[Saved data entries]
____
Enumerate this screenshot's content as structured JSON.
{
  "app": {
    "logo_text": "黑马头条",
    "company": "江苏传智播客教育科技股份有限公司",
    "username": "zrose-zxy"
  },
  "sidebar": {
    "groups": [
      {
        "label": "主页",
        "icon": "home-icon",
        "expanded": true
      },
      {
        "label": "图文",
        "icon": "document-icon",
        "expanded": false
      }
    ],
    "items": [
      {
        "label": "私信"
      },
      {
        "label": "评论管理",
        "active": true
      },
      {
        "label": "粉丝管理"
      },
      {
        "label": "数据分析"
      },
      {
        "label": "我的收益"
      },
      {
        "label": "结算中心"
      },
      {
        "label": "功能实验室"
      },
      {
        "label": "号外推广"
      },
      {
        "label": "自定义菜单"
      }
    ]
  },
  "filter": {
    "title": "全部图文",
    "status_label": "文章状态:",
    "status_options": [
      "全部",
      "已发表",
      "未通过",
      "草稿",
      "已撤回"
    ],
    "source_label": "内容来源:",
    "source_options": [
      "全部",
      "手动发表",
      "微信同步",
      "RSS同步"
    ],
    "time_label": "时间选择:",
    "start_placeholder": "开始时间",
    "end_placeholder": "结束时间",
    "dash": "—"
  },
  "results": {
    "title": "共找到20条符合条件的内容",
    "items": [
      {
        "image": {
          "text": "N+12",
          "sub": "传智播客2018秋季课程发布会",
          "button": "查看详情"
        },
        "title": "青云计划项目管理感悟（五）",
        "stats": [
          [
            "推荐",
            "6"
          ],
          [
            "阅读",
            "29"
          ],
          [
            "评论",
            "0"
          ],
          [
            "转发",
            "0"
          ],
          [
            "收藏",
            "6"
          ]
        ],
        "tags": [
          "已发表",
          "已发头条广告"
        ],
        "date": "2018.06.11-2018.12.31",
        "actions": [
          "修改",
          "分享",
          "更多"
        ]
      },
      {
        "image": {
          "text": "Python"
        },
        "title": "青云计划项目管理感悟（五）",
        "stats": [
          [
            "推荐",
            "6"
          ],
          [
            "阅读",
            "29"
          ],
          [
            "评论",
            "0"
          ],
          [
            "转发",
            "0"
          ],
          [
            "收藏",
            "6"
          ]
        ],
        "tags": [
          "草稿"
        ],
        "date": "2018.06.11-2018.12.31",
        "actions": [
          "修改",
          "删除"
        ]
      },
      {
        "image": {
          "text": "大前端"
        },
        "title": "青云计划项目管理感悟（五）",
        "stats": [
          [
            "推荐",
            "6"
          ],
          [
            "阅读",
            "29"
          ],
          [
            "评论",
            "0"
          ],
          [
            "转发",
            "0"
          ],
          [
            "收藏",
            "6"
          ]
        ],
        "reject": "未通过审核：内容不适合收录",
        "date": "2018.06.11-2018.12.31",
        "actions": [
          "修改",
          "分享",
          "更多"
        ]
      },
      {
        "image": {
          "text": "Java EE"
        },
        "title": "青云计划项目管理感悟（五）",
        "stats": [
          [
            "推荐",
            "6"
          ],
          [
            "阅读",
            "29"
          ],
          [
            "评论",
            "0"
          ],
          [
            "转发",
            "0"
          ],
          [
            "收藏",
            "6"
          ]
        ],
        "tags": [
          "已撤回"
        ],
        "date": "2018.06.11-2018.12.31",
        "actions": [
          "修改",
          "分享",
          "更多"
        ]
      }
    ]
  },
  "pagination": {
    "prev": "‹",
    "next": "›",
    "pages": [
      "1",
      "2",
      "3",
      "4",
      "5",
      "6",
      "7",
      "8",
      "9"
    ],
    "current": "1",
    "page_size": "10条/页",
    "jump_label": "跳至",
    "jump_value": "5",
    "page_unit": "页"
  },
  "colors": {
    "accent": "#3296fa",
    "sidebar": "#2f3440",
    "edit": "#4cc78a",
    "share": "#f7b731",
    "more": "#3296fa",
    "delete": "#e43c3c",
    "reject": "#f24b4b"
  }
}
____
* [What to produce] Quote the data in full, keeping each word unchanged.

* [Written response]
Enumerate this screenshot's content as structured JSON.
{
  "app": {
    "logo_text": "黑马头条",
    "company": "江苏传智播客教育科技股份有限公司",
    "username": "zrose-zxy"
  },
  "sidebar": {
    "groups": [
      {
        "label": "主页",
        "icon": "home-icon",
        "expanded": true
      },
      {
        "label": "图文",
        "icon": "document-icon",
        "expanded": false
      }
    ],
    "items": [
      {
        "label": "私信"
      },
      {
        "label": "评论管理",
        "active": true
      },
      {
        "label": "粉丝管理"
      },
      {
        "label": "数据分析"
      },
      {
        "label": "我的收益"
      },
      {
        "label": "结算中心"
      },
      {
        "label": "功能实验室"
      },
      {
        "label": "号外推广"
      },
      {
        "label": "自定义菜单"
      }
    ]
  },
  "filter": {
    "title": "全部图文",
    "status_label": "文章状态:",
    "status_options": [
      "全部",
      "已发表",
      "未通过",
      "草稿",
      "已撤回"
    ],
    "source_label": "内容来源:",
    "source_options": [
      "全部",
      "手动发表",
      "微信同步",
      "RSS同步"
    ],
    "time_label": "时间选择:",
    "start_placeholder": "开始时间",
    "end_placeholder": "结束时间",
    "dash": "—"
  },
  "results": {
    "title": "共找到20条符合条件的内容",
    "items": [
      {
        "image": {
          "text": "N+12",
          "sub": "传智播客2018秋季课程发布会",
          "button": "查看详情"
        },
        "title": "青云计划项目管理感悟（五）",
        "stats": [
          [
            "推荐",
            "6"
          ],
          [
            "阅读",
            "29"
          ],
          [
            "评论",
            "0"
          ],
          [
            "转发",
            "0"
          ],
          [
            "收藏",
            "6"
          ]
        ],
        "tags": [
          "已发表",
          "已发头条广告"
        ],
        "date": "2018.06.11-2018.12.31",
        "actions": [
          "修改",
          "分享",
          "更多"
        ]
      },
      {
        "image": {
          "text": "Python"
        },
        "title": "青云计划项目管理感悟（五）",
        "stats": [
          [
            "推荐",
            "6"
          ],
          [
            "阅读",
            "29"
          ],
          [
            "评论",
            "0"
          ],
          [
            "转发",
            "0"
          ],
          [
            "收藏",
            "6"
          ]
        ],
        "tags": [
          "草稿"
        ],
        "date": "2018.06.11-2018.12.31",
        "actions": [
          "修改",
          "删除"
        ]
      },
      {
        "image": {
          "text": "大前端"
        },
        "title": "青云计划项目管理感悟（五）",
        "stats": [
          [
            "推荐",
            "6"
          ],
          [
            "阅读",
            "29"
          ],
          [
            "评论",
            "0"
          ],
          [
            "转发",
            "0"
          ],
          [
            "收藏",
            "6"
          ]
        ],
        "reject": "未通过审核：内容不适合收录",
        "date": "2018.06.11-2018.12.31",
        "actions": [
          "修改",
          "分享",
          "更多"
        ]
      },
      {
        "image": {
          "text": "Java EE"
        },
        "title": "青云计划项目管理感悟（五）",
        "stats": [
          [
            "推荐",
            "6"
          ],
          [
            "阅读",
            "29"
          ],
          [
            "评论",
            "0"
          ],
          [
            "转发",
            "0"
          ],
          [
            "收藏",
            "6"
          ]
        ],
        "tags": [
          "已撤回"
        ],
        "date": "2018.06.11-2018.12.31",
        "actions": [
          "修改",
          "分享",
          "更多"
        ]
      }
    ]
  },
  "pagination": {
    "prev": "‹",
    "next": "›",
    "pages": [
      "1",
      "2",
      "3",
      "4",
      "5",
      "6",
      "7",
      "8",
      "9"
    ],
    "current": "1",
    "page_size": "10条/页",
    "jump_label": "跳至",
    "jump_value": "5",
    "page_unit": "页"
  },
  "colors": {
    "accent": "#3296fa",
    "sidebar": "#2f3440",
    "edit": "#4cc78a",
    "share": "#f7b731",
    "more": "#3296fa",
    "delete": "#e43c3c",
    "reject": "#f24b4b"
  }
}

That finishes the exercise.